Pictures aside, repeat every entry exactly.

■ Data shown ■
---------------

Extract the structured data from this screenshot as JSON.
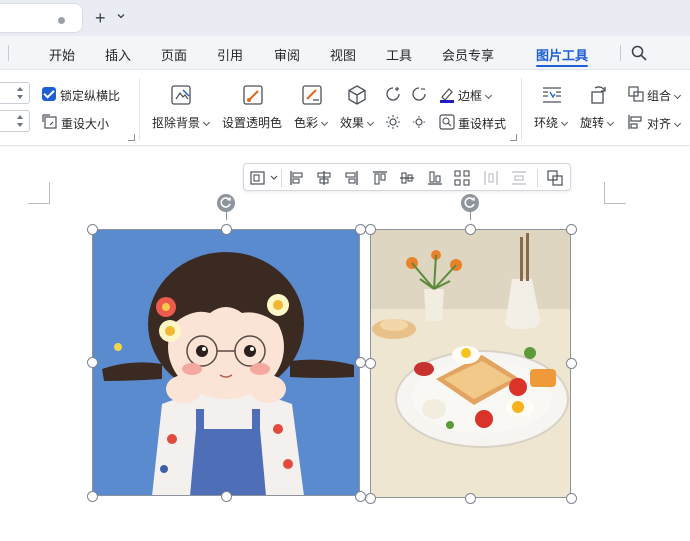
{
  "titlebar": {
    "new_tab_symbol": "+"
  },
  "menu": {
    "items": [
      "开始",
      "插入",
      "页面",
      "引用",
      "审阅",
      "视图",
      "工具",
      "会员专享",
      "图片工具"
    ],
    "active": "图片工具"
  },
  "ribbon": {
    "lock_ratio_label": "锁定纵横比",
    "lock_ratio_checked": true,
    "reset_size_label": "重设大小",
    "remove_bg_label": "抠除背景",
    "set_transparent_label": "设置透明色",
    "color_label": "色彩",
    "effects_label": "效果",
    "border_label": "边框",
    "reset_style_label": "重设样式",
    "wrap_label": "环绕",
    "rotate_label": "旋转",
    "group_label": "组合",
    "align_label": "对齐"
  },
  "icons": {
    "search": "search-icon",
    "rotate_handle": "rotate-icon"
  },
  "colors": {
    "accent": "#1f5fd6",
    "border_underline": "#1f1fbf",
    "menu_bg": "#f3f5f8",
    "title_bg": "#e9edf3"
  },
  "images": [
    {
      "subject": "cartoon girl with flowers",
      "background": "#5b8bcf"
    },
    {
      "subject": "breakfast plate with bread, eggs and tomatoes",
      "background": "#efe6d2"
    }
  ]
}
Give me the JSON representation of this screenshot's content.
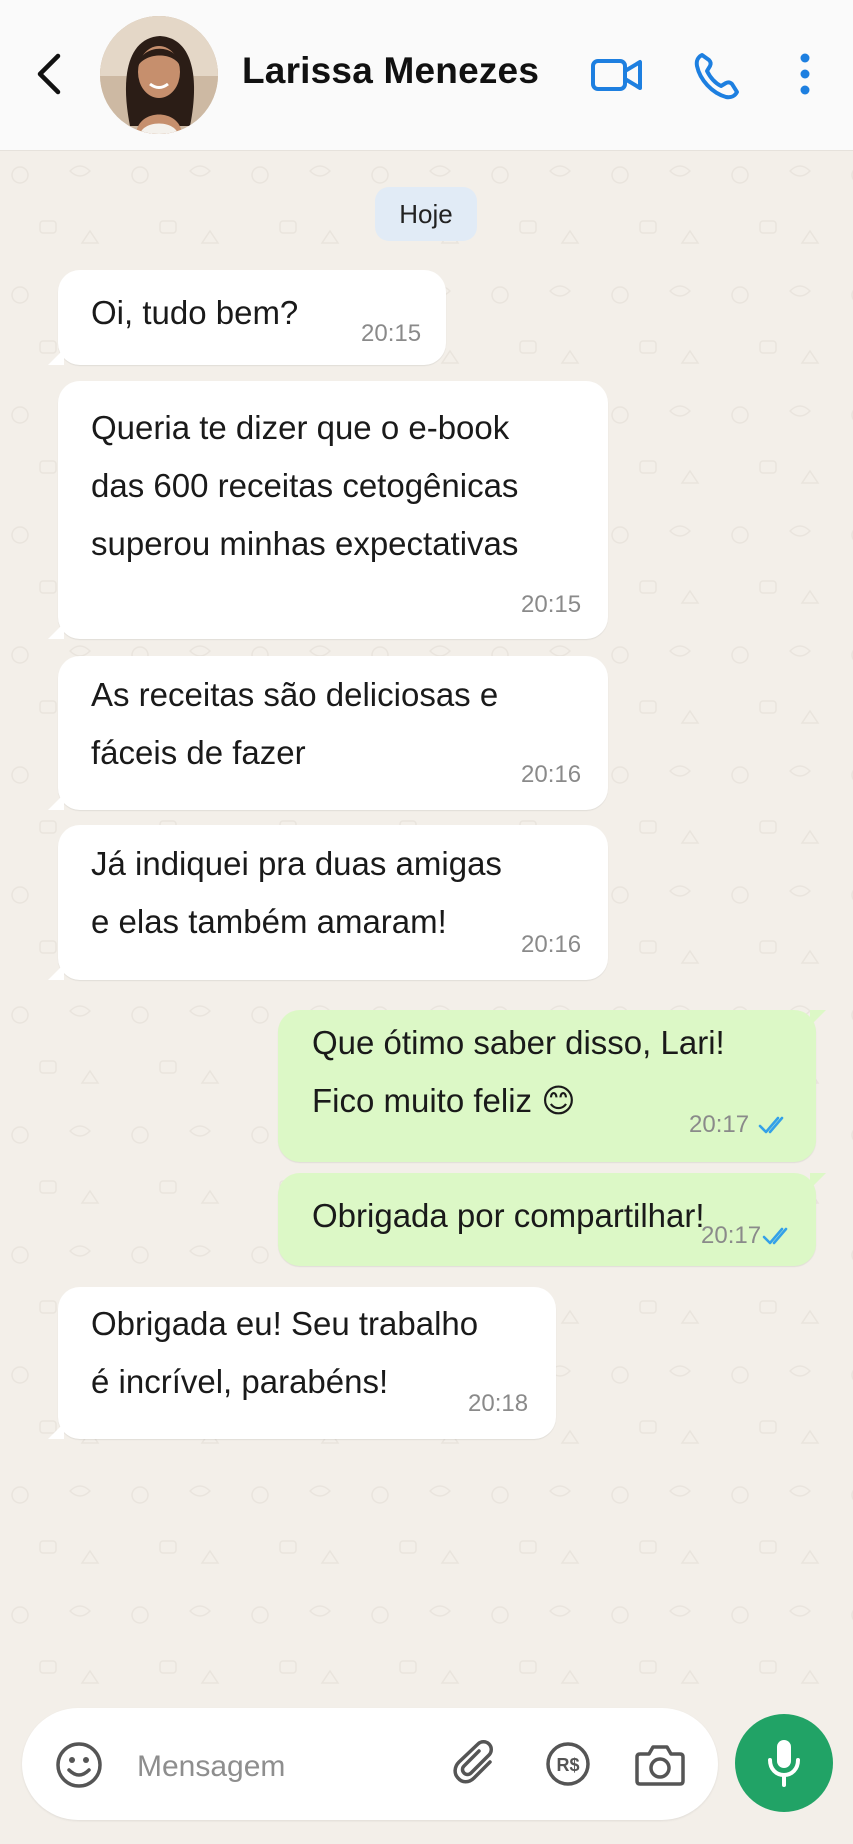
{
  "header": {
    "contact_name": "Larissa Menezes",
    "back_icon": "chevron-left-icon",
    "video_icon": "video-camera-icon",
    "call_icon": "phone-icon",
    "menu_icon": "more-vertical-icon",
    "accent_color": "#1d7fe0"
  },
  "chat": {
    "date_label": "Hoje",
    "messages": [
      {
        "direction": "in",
        "text": "Oi, tudo bem?",
        "time": "20:15"
      },
      {
        "direction": "in",
        "text": "Queria te dizer que o e-book\ndas 600 receitas cetogênicas\nsuperou minhas expectativas",
        "time": "20:15"
      },
      {
        "direction": "in",
        "text": "As receitas são deliciosas e\nfáceis de fazer",
        "time": "20:16"
      },
      {
        "direction": "in",
        "text": "Já indiquei pra duas amigas\ne elas também amaram!",
        "time": "20:16"
      },
      {
        "direction": "out",
        "text": "Que ótimo saber disso, Lari!\nFico muito feliz 😊",
        "time": "20:17",
        "status": "read"
      },
      {
        "direction": "out",
        "text": "Obrigada por compartilhar!",
        "time": "20:17",
        "status": "read"
      },
      {
        "direction": "in",
        "text": "Obrigada eu! Seu trabalho\né incrível, parabéns!",
        "time": "20:18"
      }
    ],
    "incoming_bubble_color": "#ffffff",
    "outgoing_bubble_color": "#dcf8c6",
    "read_tick_color": "#34a1e8"
  },
  "composer": {
    "placeholder": "Mensagem",
    "emoji_icon": "emoji-icon",
    "attach_icon": "paperclip-icon",
    "payment_icon": "real-currency-icon",
    "payment_label": "R$",
    "camera_icon": "camera-icon",
    "mic_icon": "microphone-icon",
    "mic_color": "#21a366"
  }
}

---------------

■ Expected answer ■
Extract the structured data from this screenshot as JSON.
{
  "titlebar": {
    "new_tab_symbol": "+"
  },
  "menu": {
    "items": [
      "开始",
      "插入",
      "页面",
      "引用",
      "审阅",
      "视图",
      "工具",
      "会员专享",
      "图片工具"
    ],
    "active": "图片工具"
  },
  "ribbon": {
    "lock_ratio_label": "锁定纵横比",
    "lock_ratio_checked": true,
    "reset_size_label": "重设大小",
    "remove_bg_label": "抠除背景",
    "set_transparent_label": "设置透明色",
    "color_label": "色彩",
    "effects_label": "效果",
    "border_label": "边框",
    "reset_style_label": "重设样式",
    "wrap_label": "环绕",
    "rotate_label": "旋转",
    "group_label": "组合",
    "align_label": "对齐"
  },
  "icons": {
    "search": "search-icon",
    "rotate_handle": "rotate-icon"
  },
  "colors": {
    "accent": "#1f5fd6",
    "border_underline": "#1f1fbf",
    "menu_bg": "#f3f5f8",
    "title_bg": "#e9edf3"
  },
  "images": [
    {
      "subject": "cartoon girl with flowers",
      "background": "#5b8bcf"
    },
    {
      "subject": "breakfast plate with bread, eggs and tomatoes",
      "background": "#efe6d2"
    }
  ]
}
Give me the JSON representation of this screenshot's content.
{
  "header": {
    "contact_name": "Larissa Menezes",
    "back_icon": "chevron-left-icon",
    "video_icon": "video-camera-icon",
    "call_icon": "phone-icon",
    "menu_icon": "more-vertical-icon",
    "accent_color": "#1d7fe0"
  },
  "chat": {
    "date_label": "Hoje",
    "messages": [
      {
        "direction": "in",
        "text": "Oi, tudo bem?",
        "time": "20:15"
      },
      {
        "direction": "in",
        "text": "Queria te dizer que o e-book\ndas 600 receitas cetogênicas\nsuperou minhas expectativas",
        "time": "20:15"
      },
      {
        "direction": "in",
        "text": "As receitas são deliciosas e\nfáceis de fazer",
        "time": "20:16"
      },
      {
        "direction": "in",
        "text": "Já indiquei pra duas amigas\ne elas também amaram!",
        "time": "20:16"
      },
      {
        "direction": "out",
        "text": "Que ótimo saber disso, Lari!\nFico muito feliz 😊",
        "time": "20:17",
        "status": "read"
      },
      {
        "direction": "out",
        "text": "Obrigada por compartilhar!",
        "time": "20:17",
        "status": "read"
      },
      {
        "direction": "in",
        "text": "Obrigada eu! Seu trabalho\né incrível, parabéns!",
        "time": "20:18"
      }
    ],
    "incoming_bubble_color": "#ffffff",
    "outgoing_bubble_color": "#dcf8c6",
    "read_tick_color": "#34a1e8"
  },
  "composer": {
    "placeholder": "Mensagem",
    "emoji_icon": "emoji-icon",
    "attach_icon": "paperclip-icon",
    "payment_icon": "real-currency-icon",
    "payment_label": "R$",
    "camera_icon": "camera-icon",
    "mic_icon": "microphone-icon",
    "mic_color": "#21a366"
  }
}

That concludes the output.